[begin Selection]

Processing of HTTP response - JSON and HTML

In this tutorial ti is covered basic operations with HTML and JSON.

For more informations about related stuff see:

HTML (XML) parsing

There are to main approaches how to parse data

  • SAX (Simple API for XML) - it scan elements on the fly. This approach does not store anything in memory.

  • DOM (Document Object Model) - it creates model of all elements in memory. Allows higher functions.

HTML parsing with Python HTMLParser class

In this section is introduced HTMLParser. This is a SAX parser. In next examples is used following sample HTML content:


In [1]:
sample_html =  """
<html>
    <head>
        <title>Test</title>
    </head>
    <body>
        <h1>Heading!</h1>
        <p class="major_content">Some content.</p>
        <p class="minor_content">Some other content.</p>
    </body>
</html>
"""

Simle example of usage follows. Following parser print out encountered tags and data.

[end Selection]

Challenge 1 - Please duplicate the rows, from the first one through the line containing "wall-segment bbox=[172, 352, 222, 358]", including both of those lines.

[begin Data to process]

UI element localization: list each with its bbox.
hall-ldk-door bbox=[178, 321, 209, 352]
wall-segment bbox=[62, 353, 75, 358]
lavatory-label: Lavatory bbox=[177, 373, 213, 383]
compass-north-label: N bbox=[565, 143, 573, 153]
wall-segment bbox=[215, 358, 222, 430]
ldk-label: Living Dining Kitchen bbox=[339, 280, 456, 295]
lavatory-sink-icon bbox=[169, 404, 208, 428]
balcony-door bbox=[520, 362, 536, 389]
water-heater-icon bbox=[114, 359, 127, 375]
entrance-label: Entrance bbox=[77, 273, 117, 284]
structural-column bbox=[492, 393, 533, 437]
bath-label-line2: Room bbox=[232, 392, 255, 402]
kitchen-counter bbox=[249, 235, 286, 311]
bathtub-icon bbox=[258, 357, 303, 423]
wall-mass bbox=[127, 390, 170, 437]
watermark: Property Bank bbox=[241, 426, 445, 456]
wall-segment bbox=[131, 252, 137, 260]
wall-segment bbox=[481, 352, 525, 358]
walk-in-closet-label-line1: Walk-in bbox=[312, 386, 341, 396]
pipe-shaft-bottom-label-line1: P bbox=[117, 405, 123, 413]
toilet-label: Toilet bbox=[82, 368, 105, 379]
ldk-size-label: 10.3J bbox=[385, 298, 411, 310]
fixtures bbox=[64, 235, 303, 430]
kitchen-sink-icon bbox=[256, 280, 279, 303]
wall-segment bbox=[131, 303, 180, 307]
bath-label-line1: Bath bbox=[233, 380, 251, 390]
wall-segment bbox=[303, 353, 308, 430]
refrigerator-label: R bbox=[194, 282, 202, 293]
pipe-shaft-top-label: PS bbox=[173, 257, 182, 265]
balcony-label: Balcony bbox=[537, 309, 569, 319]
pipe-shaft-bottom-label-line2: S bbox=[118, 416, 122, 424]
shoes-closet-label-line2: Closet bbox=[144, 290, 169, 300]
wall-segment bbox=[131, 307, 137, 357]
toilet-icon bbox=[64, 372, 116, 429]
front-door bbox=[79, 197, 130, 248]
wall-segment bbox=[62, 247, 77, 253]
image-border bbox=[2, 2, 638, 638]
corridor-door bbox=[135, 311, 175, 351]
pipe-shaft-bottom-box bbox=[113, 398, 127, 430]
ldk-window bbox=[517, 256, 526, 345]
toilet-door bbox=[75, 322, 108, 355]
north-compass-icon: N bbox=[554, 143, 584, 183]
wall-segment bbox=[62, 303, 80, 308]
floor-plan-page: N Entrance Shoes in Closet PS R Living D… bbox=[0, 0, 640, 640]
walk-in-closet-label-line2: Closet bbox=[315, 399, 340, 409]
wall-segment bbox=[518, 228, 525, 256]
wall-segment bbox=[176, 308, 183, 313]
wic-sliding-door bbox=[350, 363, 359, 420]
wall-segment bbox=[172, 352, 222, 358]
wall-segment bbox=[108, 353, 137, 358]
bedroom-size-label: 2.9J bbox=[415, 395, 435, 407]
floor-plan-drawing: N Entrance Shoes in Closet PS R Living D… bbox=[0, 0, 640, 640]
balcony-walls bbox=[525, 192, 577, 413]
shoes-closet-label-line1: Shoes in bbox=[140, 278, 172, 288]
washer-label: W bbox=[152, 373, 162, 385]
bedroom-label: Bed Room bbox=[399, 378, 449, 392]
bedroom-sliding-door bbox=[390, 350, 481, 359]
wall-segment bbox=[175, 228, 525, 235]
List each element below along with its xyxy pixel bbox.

[end Data to process]

Challenge 2 - Translate this sentence from the HTTP response tutorial into Spanish: "This approach does not store anything in memory."

Task output 1 -
UI element localization: list each with its bbox.
hall-ldk-door bbox=[178, 321, 209, 352]
wall-segment bbox=[62, 353, 75, 358]
lavatory-label: Lavatory bbox=[177, 373, 213, 383]
compass-north-label: N bbox=[565, 143, 573, 153]
wall-segment bbox=[215, 358, 222, 430]
ldk-label: Living Dining Kitchen bbox=[339, 280, 456, 295]
lavatory-sink-icon bbox=[169, 404, 208, 428]
balcony-door bbox=[520, 362, 536, 389]
water-heater-icon bbox=[114, 359, 127, 375]
entrance-label: Entrance bbox=[77, 273, 117, 284]
structural-column bbox=[492, 393, 533, 437]
bath-label-line2: Room bbox=[232, 392, 255, 402]
kitchen-counter bbox=[249, 235, 286, 311]
bathtub-icon bbox=[258, 357, 303, 423]
wall-mass bbox=[127, 390, 170, 437]
watermark: Property Bank bbox=[241, 426, 445, 456]
wall-segment bbox=[131, 252, 137, 260]
wall-segment bbox=[481, 352, 525, 358]
walk-in-closet-label-line1: Walk-in bbox=[312, 386, 341, 396]
pipe-shaft-bottom-label-line1: P bbox=[117, 405, 123, 413]
toilet-label: Toilet bbox=[82, 368, 105, 379]
ldk-size-label: 10.3J bbox=[385, 298, 411, 310]
fixtures bbox=[64, 235, 303, 430]
kitchen-sink-icon bbox=[256, 280, 279, 303]
wall-segment bbox=[131, 303, 180, 307]
bath-label-line1: Bath bbox=[233, 380, 251, 390]
wall-segment bbox=[303, 353, 308, 430]
refrigerator-label: R bbox=[194, 282, 202, 293]
pipe-shaft-top-label: PS bbox=[173, 257, 182, 265]
balcony-label: Balcony bbox=[537, 309, 569, 319]
pipe-shaft-bottom-label-line2: S bbox=[118, 416, 122, 424]
shoes-closet-label-line2: Closet bbox=[144, 290, 169, 300]
wall-segment bbox=[131, 307, 137, 357]
toilet-icon bbox=[64, 372, 116, 429]
front-door bbox=[79, 197, 130, 248]
wall-segment bbox=[62, 247, 77, 253]
image-border bbox=[2, 2, 638, 638]
corridor-door bbox=[135, 311, 175, 351]
pipe-shaft-bottom-box bbox=[113, 398, 127, 430]
ldk-window bbox=[517, 256, 526, 345]
toilet-door bbox=[75, 322, 108, 355]
north-compass-icon: N bbox=[554, 143, 584, 183]
wall-segment bbox=[62, 303, 80, 308]
floor-plan-page: N Entrance Shoes in Closet PS R Living D… bbox=[0, 0, 640, 640]
walk-in-closet-label-line2: Closet bbox=[315, 399, 340, 409]
wall-segment bbox=[518, 228, 525, 256]
wall-segment bbox=[176, 308, 183, 313]
wic-sliding-door bbox=[350, 363, 359, 420]
wall-segment bbox=[172, 352, 222, 358]

Task output 2 - Este enfoque no almacena nada en memoria.